_What this task involves_
Drop every picture and give the entries back exactly.

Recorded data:

####################

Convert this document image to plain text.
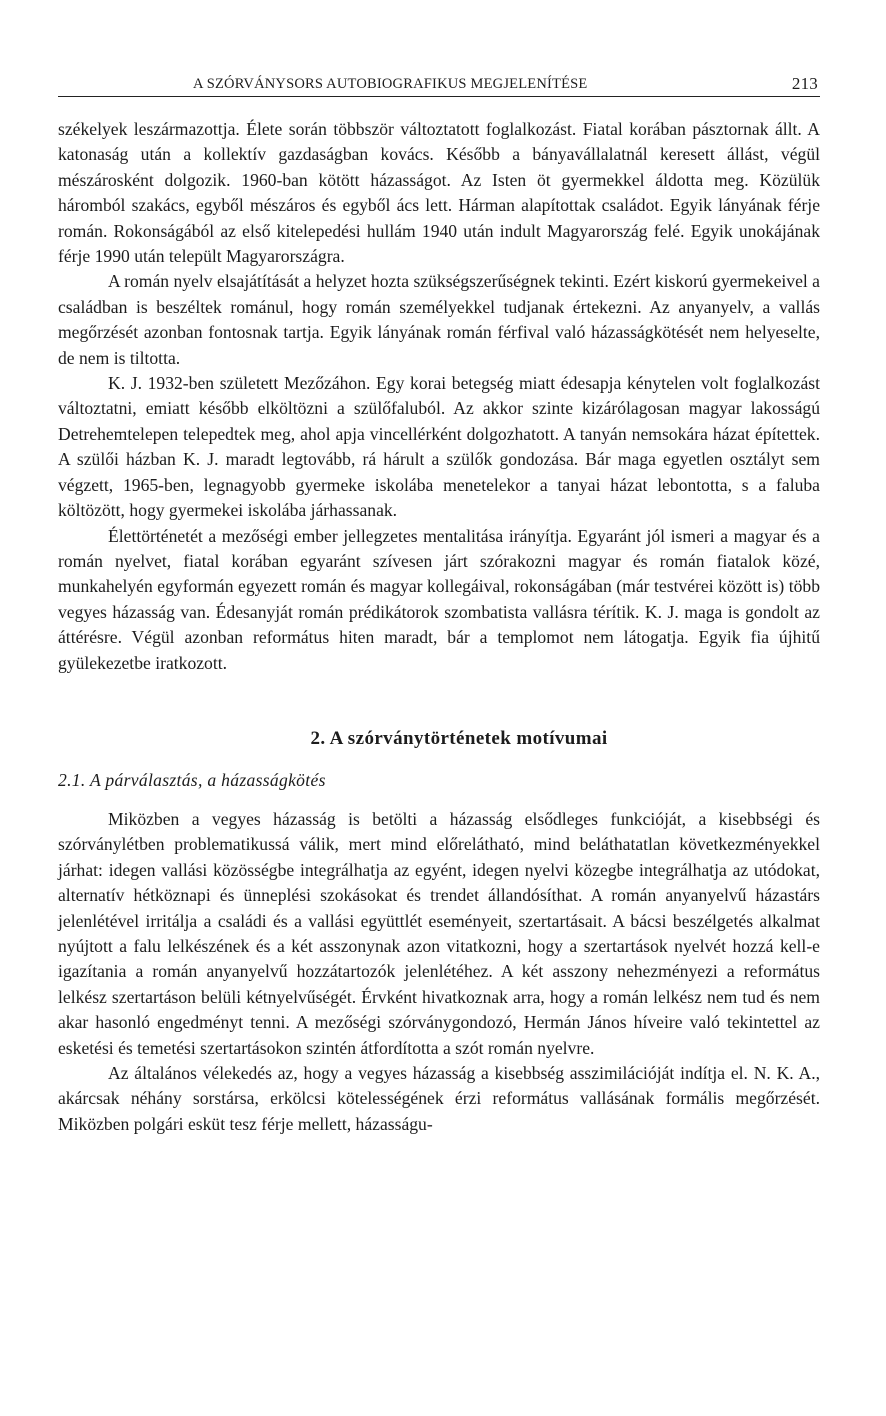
A SZÓRVÁNYSORS AUTOBIOGRAFIKUS MEGJELENÍTÉSE	213

székelyek leszármazottja. Élete során többször változtatott foglalkozást. Fiatal korában pásztornak állt. A katonaság után a kollektív gazdaságban kovács. Később a bányavállalatnál keresett állást, végül mészárosként dolgozik. 1960-ban kötött házasságot. Az Isten öt gyermekkel áldotta meg. Közülük háromból szakács, egyből mészáros és egyből ács lett. Hárman alapítottak családot. Egyik lányának férje román. Rokonságából az első kitelepedési hullám 1940 után indult Magyarország felé. Egyik unokájának férje 1990 után települt Magyarországra.

A román nyelv elsajátítását a helyzet hozta szükségszerűségnek tekinti. Ezért kiskorú gyermekeivel a családban is beszéltek románul, hogy román személyekkel tudjanak értekezni. Az anyanyelv, a vallás megőrzését azonban fontosnak tartja. Egyik lányának román férfival való házasságkötését nem helyeselte, de nem is tiltotta.

K. J. 1932-ben született Mezőzáhon. Egy korai betegség miatt édesapja kénytelen volt foglalkozást változtatni, emiatt később elköltözni a szülőfaluból. Az akkor szinte kizárólagosan magyar lakosságú Detrehemtelepen telepedtek meg, ahol apja vincellérként dolgozhatott. A tanyán nemsokára házat építettek. A szülői házban K. J. maradt legtovább, rá hárult a szülők gondozása. Bár maga egyetlen osztályt sem végzett, 1965-ben, legnagyobb gyermeke iskolába menetelekor a tanyai házat lebontotta, s a faluba költözött, hogy gyermekei iskolába járhassanak.

Élettörténetét a mezőségi ember jellegzetes mentalitása irányítja. Egyaránt jól ismeri a magyar és a román nyelvet, fiatal korában egyaránt szívesen járt szórakozni magyar és román fiatalok közé, munkahelyén egyformán egyezett román és magyar kollegáival, rokonságában (már testvérei között is) több vegyes házasság van. Édesanyját román prédikátorok szombatista vallásra térítik. K. J. maga is gondolt az áttérésre. Végül azonban református hiten maradt, bár a templomot nem látogatja. Egyik fia újhitű gyülekezetbe iratkozott.

2. A szórványtörténetek motívumai
2.1. A párválasztás, a házasságkötés

Miközben a vegyes házasság is betölti a házasság elsődleges funkcióját, a kisebbségi és szórványlétben problematikussá válik, mert mind előrelátható, mind beláthatatlan következményekkel járhat: idegen vallási közösségbe integrálhatja az egyént, idegen nyelvi közegbe integrálhatja az utódokat, alternatív hétköznapi és ünneplési szokásokat és trendet állandósíthat. A román anyanyelvű házastárs jelenlétével irritálja a családi és a vallási együttlét eseményeit, szertartásait. A bácsi beszélgetés alkalmat nyújtott a falu lelkészének és a két asszonynak azon vitatkozni, hogy a szertartások nyelvét hozzá kell-e igazítania a román anyanyelvű hozzátartozók jelenlétéhez. A két asszony nehezményezi a református lelkész szertartáson belüli kétnyelvűségét. Érvként hivatkoznak arra, hogy a román lelkész nem tud és nem akar hasonló engedményt tenni. A mezőségi szórványgondozó, Hermán János híveire való tekintettel az esketési és temetési szertartásokon szintén átfordította a szót román nyelvre.

Az általános vélekedés az, hogy a vegyes házasság a kisebbség asszimilációját indítja el. N. K. A., akárcsak néhány sorstársa, erkölcsi kötelességének érzi református vallásának formális megőrzését. Miközben polgári esküt tesz férje mellett, házasságu-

####################

_Problem solution_
Convert this document image to plain text.
A SZÓRVÁNYSORS AUTOBIOGRAFIKUS MEGJELENÍTÉSE	213

székelyek leszármazottja. Élete során többször változtatott foglalkozást. Fiatal korában pásztornak állt. A katonaság után a kollektív gazdaságban kovács. Később a bányavállalatnál keresett állást, végül mészárosként dolgozik. 1960-ban kötött házasságot. Az Isten öt gyermekkel áldotta meg. Közülük háromból szakács, egyből mészáros és egyből ács lett. Hárman alapítottak családot. Egyik lányának férje román. Rokonságából az első kitelepedési hullám 1940 után indult Magyarország felé. Egyik unokájának férje 1990 után települt Magyarországra.

A román nyelv elsajátítását a helyzet hozta szükségszerűségnek tekinti. Ezért kiskorú gyermekeivel a családban is beszéltek románul, hogy román személyekkel tudjanak értekezni. Az anyanyelv, a vallás megőrzését azonban fontosnak tartja. Egyik lányának román férfival való házasságkötését nem helyeselte, de nem is tiltotta.

K. J. 1932-ben született Mezőzáhon. Egy korai betegség miatt édesapja kénytelen volt foglalkozást változtatni, emiatt később elköltözni a szülőfaluból. Az akkor szinte kizárólagosan magyar lakosságú Detrehemtelepen telepedtek meg, ahol apja vincellérként dolgozhatott. A tanyán nemsokára házat építettek. A szülői házban K. J. maradt legtovább, rá hárult a szülők gondozása. Bár maga egyetlen osztályt sem végzett, 1965-ben, legnagyobb gyermeke iskolába menetelekor a tanyai házat lebontotta, s a faluba költözött, hogy gyermekei iskolába járhassanak.

Élettörténetét a mezőségi ember jellegzetes mentalitása irányítja. Egyaránt jól ismeri a magyar és a román nyelvet, fiatal korában egyaránt szívesen járt szórakozni magyar és román fiatalok közé, munkahelyén egyformán egyezett román és magyar kollegáival, rokonságában (már testvérei között is) több vegyes házasság van. Édesanyját román prédikátorok szombatista vallásra térítik. K. J. maga is gondolt az áttérésre. Végül azonban református hiten maradt, bár a templomot nem látogatja. Egyik fia újhitű gyülekezetbe iratkozott.

2. A szórványtörténetek motívumai
2.1. A párválasztás, a házasságkötés

Miközben a vegyes házasság is betölti a házasság elsődleges funkcióját, a kisebbségi és szórványlétben problematikussá válik, mert mind előrelátható, mind beláthatatlan következményekkel járhat: idegen vallási közösségbe integrálhatja az egyént, idegen nyelvi közegbe integrálhatja az utódokat, alternatív hétköznapi és ünneplési szokásokat és trendet állandósíthat. A román anyanyelvű házastárs jelenlétével irritálja a családi és a vallási együttlét eseményeit, szertartásait. A bácsi beszélgetés alkalmat nyújtott a falu lelkészének és a két asszonynak azon vitatkozni, hogy a szertartások nyelvét hozzá kell-e igazítania a román anyanyelvű hozzátartozók jelenlétéhez. A két asszony nehezményezi a református lelkész szertartáson belüli kétnyelvűségét. Érvként hivatkoznak arra, hogy a román lelkész nem tud és nem akar hasonló engedményt tenni. A mezőségi szórványgondozó, Hermán János híveire való tekintettel az esketési és temetési szertartásokon szintén átfordította a szót román nyelvre.

Az általános vélekedés az, hogy a vegyes házasság a kisebbség asszimilációját indítja el. N. K. A., akárcsak néhány sorstársa, erkölcsi kötelességének érzi református vallásának formális megőrzését. Miközben polgári esküt tesz férje mellett, házasságu-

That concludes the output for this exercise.